■ **Your task**
Copy all records verbatim.

■ **Input**
»»

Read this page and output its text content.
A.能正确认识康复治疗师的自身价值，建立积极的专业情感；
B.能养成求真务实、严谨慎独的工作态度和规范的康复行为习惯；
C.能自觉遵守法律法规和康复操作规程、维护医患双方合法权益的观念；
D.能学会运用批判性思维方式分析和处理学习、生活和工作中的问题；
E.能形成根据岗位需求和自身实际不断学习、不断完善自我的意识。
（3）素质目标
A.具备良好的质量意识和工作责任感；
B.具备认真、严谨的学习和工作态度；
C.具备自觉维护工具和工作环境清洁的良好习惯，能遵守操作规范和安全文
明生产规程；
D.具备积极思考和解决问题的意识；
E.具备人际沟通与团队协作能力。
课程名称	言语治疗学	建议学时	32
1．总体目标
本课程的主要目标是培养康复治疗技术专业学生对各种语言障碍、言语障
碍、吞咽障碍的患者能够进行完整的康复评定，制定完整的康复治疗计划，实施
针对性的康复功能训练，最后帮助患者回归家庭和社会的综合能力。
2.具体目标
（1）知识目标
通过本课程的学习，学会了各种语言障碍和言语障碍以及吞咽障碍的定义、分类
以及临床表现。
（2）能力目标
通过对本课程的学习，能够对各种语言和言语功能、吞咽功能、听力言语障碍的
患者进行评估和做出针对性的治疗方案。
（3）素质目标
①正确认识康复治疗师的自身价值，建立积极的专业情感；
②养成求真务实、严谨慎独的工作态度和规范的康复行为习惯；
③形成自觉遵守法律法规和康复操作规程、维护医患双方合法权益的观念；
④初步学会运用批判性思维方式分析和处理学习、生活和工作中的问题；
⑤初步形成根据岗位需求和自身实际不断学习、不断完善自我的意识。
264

««

■ **Answer to this exercise**
Read this page and output its text content.
A.能正确认识康复治疗师的自身价值，建立积极的专业情感；
B.能养成求真务实、严谨慎独的工作态度和规范的康复行为习惯；
C.能自觉遵守法律法规和康复操作规程、维护医患双方合法权益的观念；
D.能学会运用批判性思维方式分析和处理学习、生活和工作中的问题；
E.能形成根据岗位需求和自身实际不断学习、不断完善自我的意识。
（3）素质目标
A.具备良好的质量意识和工作责任感；
B.具备认真、严谨的学习和工作态度；
C.具备自觉维护工具和工作环境清洁的良好习惯，能遵守操作规范和安全文
明生产规程；
D.具备积极思考和解决问题的意识；
E.具备人际沟通与团队协作能力。
课程名称	言语治疗学	建议学时	32
1．总体目标
本课程的主要目标是培养康复治疗技术专业学生对各种语言障碍、言语障
碍、吞咽障碍的患者能够进行完整的康复评定，制定完整的康复治疗计划，实施
针对性的康复功能训练，最后帮助患者回归家庭和社会的综合能力。
2.具体目标
（1）知识目标
通过本课程的学习，学会了各种语言障碍和言语障碍以及吞咽障碍的定义、分类
以及临床表现。
（2）能力目标
通过对本课程的学习，能够对各种语言和言语功能、吞咽功能、听力言语障碍的
患者进行评估和做出针对性的治疗方案。
（3）素质目标
①正确认识康复治疗师的自身价值，建立积极的专业情感；
②养成求真务实、严谨慎独的工作态度和规范的康复行为习惯；
③形成自觉遵守法律法规和康复操作规程、维护医患双方合法权益的观念；
④初步学会运用批判性思维方式分析和处理学习、生活和工作中的问题；
⑤初步形成根据岗位需求和自身实际不断学习、不断完善自我的意识。
264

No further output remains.